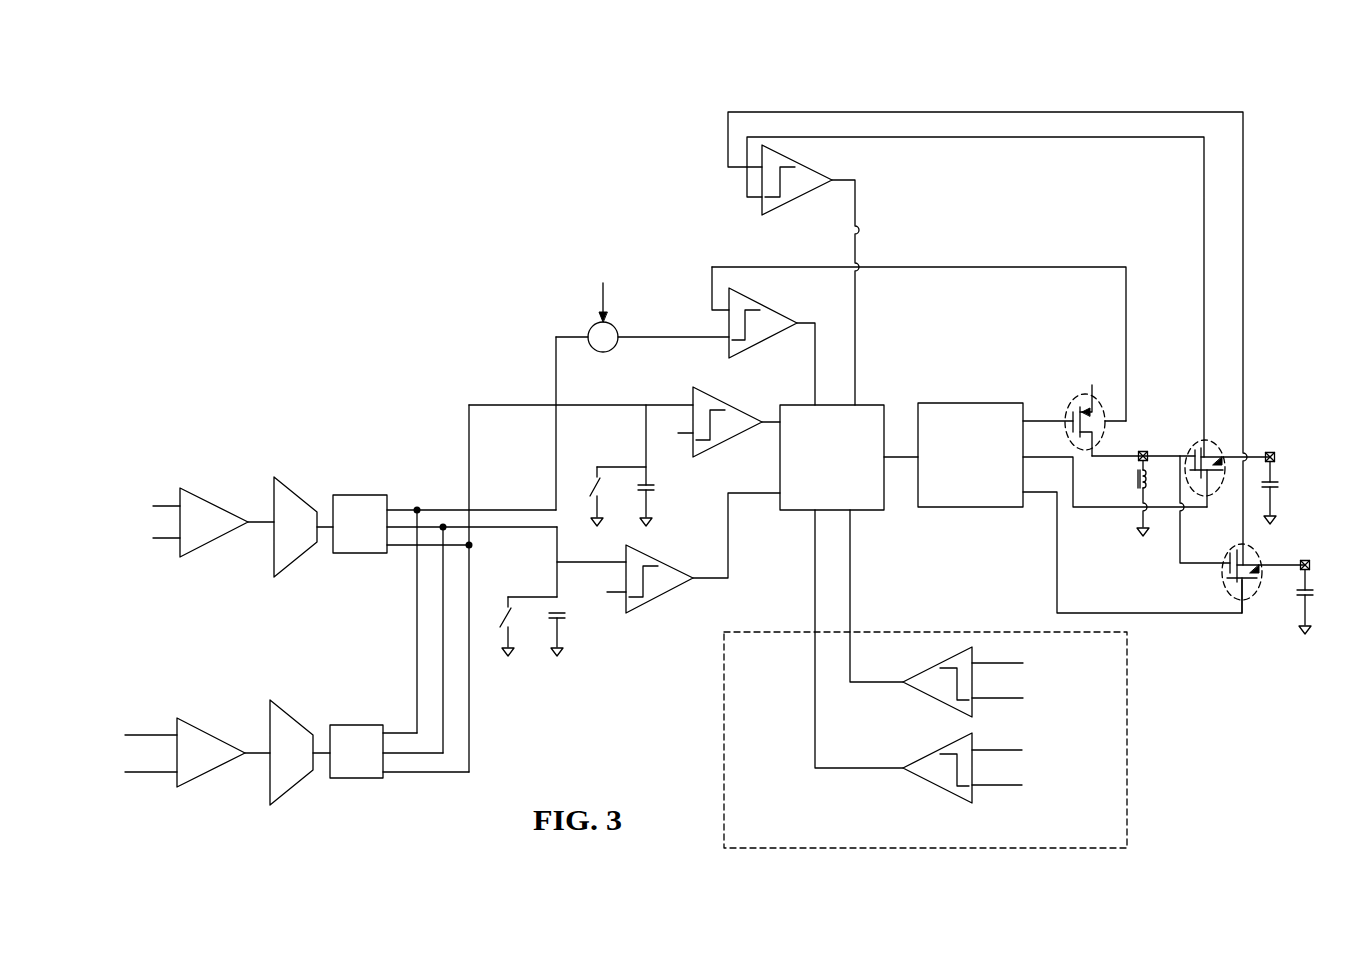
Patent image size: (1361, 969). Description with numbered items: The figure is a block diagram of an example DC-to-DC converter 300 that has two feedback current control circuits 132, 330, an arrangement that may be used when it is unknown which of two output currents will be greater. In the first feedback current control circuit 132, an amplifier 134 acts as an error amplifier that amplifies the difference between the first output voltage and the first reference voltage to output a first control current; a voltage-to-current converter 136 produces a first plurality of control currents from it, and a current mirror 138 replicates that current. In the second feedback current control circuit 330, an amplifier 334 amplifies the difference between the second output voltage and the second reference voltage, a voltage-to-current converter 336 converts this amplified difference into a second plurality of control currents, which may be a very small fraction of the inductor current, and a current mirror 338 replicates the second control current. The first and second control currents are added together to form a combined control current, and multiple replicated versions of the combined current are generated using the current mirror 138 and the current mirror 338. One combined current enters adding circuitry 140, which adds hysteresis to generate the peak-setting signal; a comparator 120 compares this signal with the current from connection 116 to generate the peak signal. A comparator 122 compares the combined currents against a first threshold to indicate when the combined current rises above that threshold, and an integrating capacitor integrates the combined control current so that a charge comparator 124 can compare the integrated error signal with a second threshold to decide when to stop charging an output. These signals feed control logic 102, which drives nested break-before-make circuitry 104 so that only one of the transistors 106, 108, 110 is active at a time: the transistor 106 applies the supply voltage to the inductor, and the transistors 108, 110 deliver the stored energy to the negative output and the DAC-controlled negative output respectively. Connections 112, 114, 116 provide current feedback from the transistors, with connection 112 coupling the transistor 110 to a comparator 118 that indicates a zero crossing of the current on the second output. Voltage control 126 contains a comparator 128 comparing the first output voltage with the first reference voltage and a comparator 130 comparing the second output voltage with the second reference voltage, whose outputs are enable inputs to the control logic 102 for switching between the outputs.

The DC-to-DC converter 300 is at (146, 109).
The control logic 102 is at (870, 403).
The nested break-before-make circuitry 104 is at (952, 402).
The transistor 106 is at (1068, 400).
The transistor 108 is at (1197, 443).
The transistor 110 is at (1238, 542).
The connection 112 is at (953, 108).
The connection 114 is at (990, 138).
The connection 116 is at (950, 265).
The comparator 118 is at (803, 195).
The peak current comparator 120 is at (770, 338).
The comparator 122 is at (743, 432).
The charge comparator 124 is at (665, 595).
The voltage control 126 is at (938, 632).
The comparator 128 is at (923, 693).
The comparator 130 is at (902, 768).
The feedback current control circuit 132 is at (222, 613).
The amplifier 134 is at (205, 548).
The voltage-to-current converter 136 is at (305, 553).
The current mirror 138 is at (357, 493).
The adding circuitry 140 is at (617, 348).
The feedback current control circuit 330 is at (320, 674).
The amplifier 334 is at (192, 778).
The voltage-to-current converter 336 is at (302, 783).
The current mirror 338 is at (340, 723).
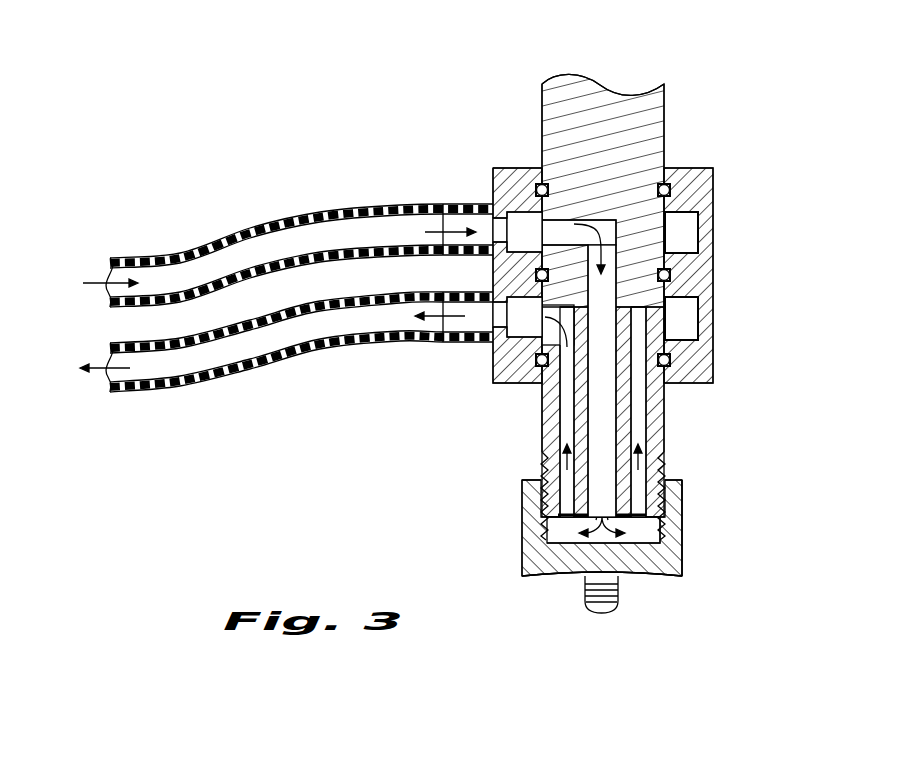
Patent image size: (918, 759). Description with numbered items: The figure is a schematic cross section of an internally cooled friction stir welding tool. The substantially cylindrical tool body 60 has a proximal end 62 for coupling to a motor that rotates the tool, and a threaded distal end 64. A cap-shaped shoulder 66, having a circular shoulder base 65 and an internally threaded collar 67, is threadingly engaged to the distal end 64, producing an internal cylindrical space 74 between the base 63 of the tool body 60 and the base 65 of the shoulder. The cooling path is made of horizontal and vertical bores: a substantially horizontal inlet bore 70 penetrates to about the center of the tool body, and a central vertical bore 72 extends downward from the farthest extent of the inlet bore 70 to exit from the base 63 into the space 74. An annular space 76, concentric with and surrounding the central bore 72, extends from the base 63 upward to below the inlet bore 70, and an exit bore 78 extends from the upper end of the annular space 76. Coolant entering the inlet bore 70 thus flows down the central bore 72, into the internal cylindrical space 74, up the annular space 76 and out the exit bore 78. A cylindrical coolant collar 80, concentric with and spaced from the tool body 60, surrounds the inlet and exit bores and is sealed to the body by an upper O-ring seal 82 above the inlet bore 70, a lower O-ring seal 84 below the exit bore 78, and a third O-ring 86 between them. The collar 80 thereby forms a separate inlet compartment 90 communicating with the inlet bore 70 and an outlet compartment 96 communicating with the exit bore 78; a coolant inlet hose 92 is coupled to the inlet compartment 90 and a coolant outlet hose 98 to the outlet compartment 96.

The tool body 60 is at (448, 126).
The proximal end 62 is at (605, 275).
The base of the tool body 63 is at (580, 530).
The threaded distal end 64 is at (566, 422).
The shoulder base 65 is at (662, 568).
The cap-shaped shoulder 66 is at (622, 569).
The internally threaded collar 67 is at (682, 499).
The horizontal inlet bore 70 is at (492, 232).
The central vertical bore 72 is at (602, 297).
The internal cylindrical space 74 is at (640, 535).
The annular space 76 is at (565, 424).
The exit bore 78 is at (478, 318).
The coolant collar 80 is at (607, 262).
The upper O-ring seal 82 is at (537, 184).
The lower O-ring seal 84 is at (536, 364).
The third O-ring 86 is at (535, 277).
The inlet compartment 90 is at (673, 228).
The coolant inlet hose 92 is at (238, 230).
The outlet compartment 96 is at (673, 324).
The coolant outlet hose 98 is at (252, 378).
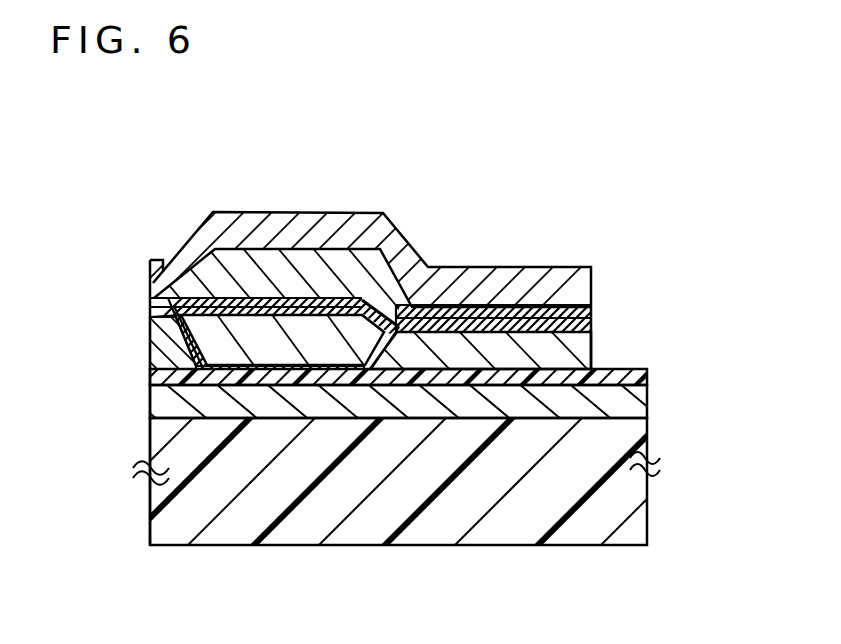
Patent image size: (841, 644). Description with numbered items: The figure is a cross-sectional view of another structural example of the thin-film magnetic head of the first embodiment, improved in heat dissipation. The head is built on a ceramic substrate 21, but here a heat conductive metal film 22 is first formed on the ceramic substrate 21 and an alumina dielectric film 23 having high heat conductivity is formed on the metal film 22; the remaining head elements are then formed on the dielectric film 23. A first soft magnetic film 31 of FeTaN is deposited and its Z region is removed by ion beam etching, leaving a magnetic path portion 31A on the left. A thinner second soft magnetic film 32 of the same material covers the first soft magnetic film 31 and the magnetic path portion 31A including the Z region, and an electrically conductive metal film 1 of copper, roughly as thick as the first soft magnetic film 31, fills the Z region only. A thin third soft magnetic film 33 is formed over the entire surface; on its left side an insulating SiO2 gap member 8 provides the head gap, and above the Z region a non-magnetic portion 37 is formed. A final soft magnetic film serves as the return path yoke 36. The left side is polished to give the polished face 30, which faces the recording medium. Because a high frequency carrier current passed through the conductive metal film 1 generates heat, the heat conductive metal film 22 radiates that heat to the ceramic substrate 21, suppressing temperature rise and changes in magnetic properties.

++++

--- Task instructions ---
Retype every line of the records above word for word, leaving out the pictures.

--- The response ---
Patent image size: (1361, 969). Description with numbered items: The figure is a block diagram of an example DC-to-DC converter 300 that has two feedback current control circuits 132, 330, an arrangement that may be used when it is unknown which of two output currents will be greater. In the first feedback current control circuit 132, an amplifier 134 acts as an error amplifier that amplifies the difference between the first output voltage and the first reference voltage to output a first control current; a voltage-to-current converter 136 produces a first plurality of control currents from it, and a current mirror 138 replicates that current. In the second feedback current control circuit 330, an amplifier 334 amplifies the difference between the second output voltage and the second reference voltage, a voltage-to-current converter 336 converts this amplified difference into a second plurality of control currents, which may be a very small fraction of the inductor current, and a current mirror 338 replicates the second control current. The first and second control currents are added together to form a combined control current, and multiple replicated versions of the combined current are generated using the current mirror 138 and the current mirror 338. One combined current enters adding circuitry 140, which adds hysteresis to generate the peak-setting signal; a comparator 120 compares this signal with the current from connection 116 to generate the peak signal. A comparator 122 compares the combined currents against a first threshold to indicate when the combined current rises above that threshold, and an integrating capacitor integrates the combined control current so that a charge comparator 124 can compare the integrated error signal with a second threshold to decide when to stop charging an output. These signals feed control logic 102, which drives nested break-before-make circuitry 104 so that only one of the transistors 106, 108, 110 is active at a time: the transistor 106 applies the supply voltage to the inductor, and the transistors 108, 110 deliver the stored energy to the negative output and the DAC-controlled negative output respectively. Connections 112, 114, 116 provide current feedback from the transistors, with connection 112 coupling the transistor 110 to a comparator 118 that indicates a zero crossing of the current on the second output. Voltage control 126 contains a comparator 128 comparing the first output voltage with the first reference voltage and a comparator 130 comparing the second output voltage with the second reference voltage, whose outputs are enable inputs to the control logic 102 for switching between the outputs.

The DC-to-DC converter 300 is at (146, 109).
The control logic 102 is at (870, 403).
The nested break-before-make circuitry 104 is at (952, 402).
The transistor 106 is at (1068, 400).
The transistor 108 is at (1197, 443).
The transistor 110 is at (1238, 542).
The connection 112 is at (953, 108).
The connection 114 is at (990, 138).
The connection 116 is at (950, 265).
The comparator 118 is at (803, 195).
The peak current comparator 120 is at (770, 338).
The comparator 122 is at (743, 432).
The charge comparator 124 is at (665, 595).
The voltage control 126 is at (938, 632).
The comparator 128 is at (923, 693).
The comparator 130 is at (902, 768).
The feedback current control circuit 132 is at (222, 613).
The amplifier 134 is at (205, 548).
The voltage-to-current converter 136 is at (305, 553).
The current mirror 138 is at (357, 493).
The adding circuitry 140 is at (617, 348).
The feedback current control circuit 330 is at (320, 674).
The amplifier 334 is at (192, 778).
The voltage-to-current converter 336 is at (302, 783).
The current mirror 338 is at (340, 723).
Patent image size: (918, 759). Description with numbered items: The figure is a schematic cross section of an internally cooled friction stir welding tool. The substantially cylindrical tool body 60 has a proximal end 62 for coupling to a motor that rotates the tool, and a threaded distal end 64. A cap-shaped shoulder 66, having a circular shoulder base 65 and an internally threaded collar 67, is threadingly engaged to the distal end 64, producing an internal cylindrical space 74 between the base 63 of the tool body 60 and the base 65 of the shoulder. The cooling path is made of horizontal and vertical bores: a substantially horizontal inlet bore 70 penetrates to about the center of the tool body, and a central vertical bore 72 extends downward from the farthest extent of the inlet bore 70 to exit from the base 63 into the space 74. An annular space 76, concentric with and surrounding the central bore 72, extends from the base 63 upward to below the inlet bore 70, and an exit bore 78 extends from the upper end of the annular space 76. Coolant entering the inlet bore 70 thus flows down the central bore 72, into the internal cylindrical space 74, up the annular space 76 and out the exit bore 78. A cylindrical coolant collar 80, concentric with and spaced from the tool body 60, surrounds the inlet and exit bores and is sealed to the body by an upper O-ring seal 82 above the inlet bore 70, a lower O-ring seal 84 below the exit bore 78, and a third O-ring 86 between them. The collar 80 thereby forms a separate inlet compartment 90 communicating with the inlet bore 70 and an outlet compartment 96 communicating with the exit bore 78; a coolant inlet hose 92 is coupled to the inlet compartment 90 and a coolant outlet hose 98 to the outlet compartment 96.

The tool body 60 is at (448, 126).
The proximal end 62 is at (605, 275).
The base of the tool body 63 is at (580, 530).
The threaded distal end 64 is at (566, 422).
The shoulder base 65 is at (662, 568).
The cap-shaped shoulder 66 is at (622, 569).
The internally threaded collar 67 is at (682, 499).
The horizontal inlet bore 70 is at (492, 232).
The central vertical bore 72 is at (602, 297).
The internal cylindrical space 74 is at (640, 535).
The annular space 76 is at (565, 424).
The exit bore 78 is at (478, 318).
The coolant collar 80 is at (607, 262).
The upper O-ring seal 82 is at (537, 184).
The lower O-ring seal 84 is at (536, 364).
The third O-ring 86 is at (535, 277).
The inlet compartment 90 is at (673, 228).
The coolant inlet hose 92 is at (238, 230).
The outlet compartment 96 is at (673, 324).
The coolant outlet hose 98 is at (252, 378).
Patent image size: (841, 644). Description with numbered items: The figure is a cross-sectional view of another structural example of the thin-film magnetic head of the first embodiment, improved in heat dissipation. The head is built on a ceramic substrate 21, but here a heat conductive metal film 22 is first formed on the ceramic substrate 21 and an alumina dielectric film 23 having high heat conductivity is formed on the metal film 22; the remaining head elements are then formed on the dielectric film 23. A first soft magnetic film 31 of FeTaN is deposited and its Z region is removed by ion beam etching, leaving a magnetic path portion 31A on the left. A thinner second soft magnetic film 32 of the same material covers the first soft magnetic film 31 and the magnetic path portion 31A including the Z region, and an electrically conductive metal film 1 of copper, roughly as thick as the first soft magnetic film 31, fills the Z region only. A thin third soft magnetic film 33 is formed over the entire surface; on its left side an insulating SiO2 gap member 8 provides the head gap, and above the Z region a non-magnetic portion 37 is formed. A final soft magnetic film serves as the return path yoke 36. The left side is polished to give the polished face 30, which faces the recording medium. Because a high frequency carrier current passed through the conductive metal film 1 generates heat, the heat conductive metal film 22 radiates that heat to the ceramic substrate 21, suppressing temperature rise and changes in magnetic properties.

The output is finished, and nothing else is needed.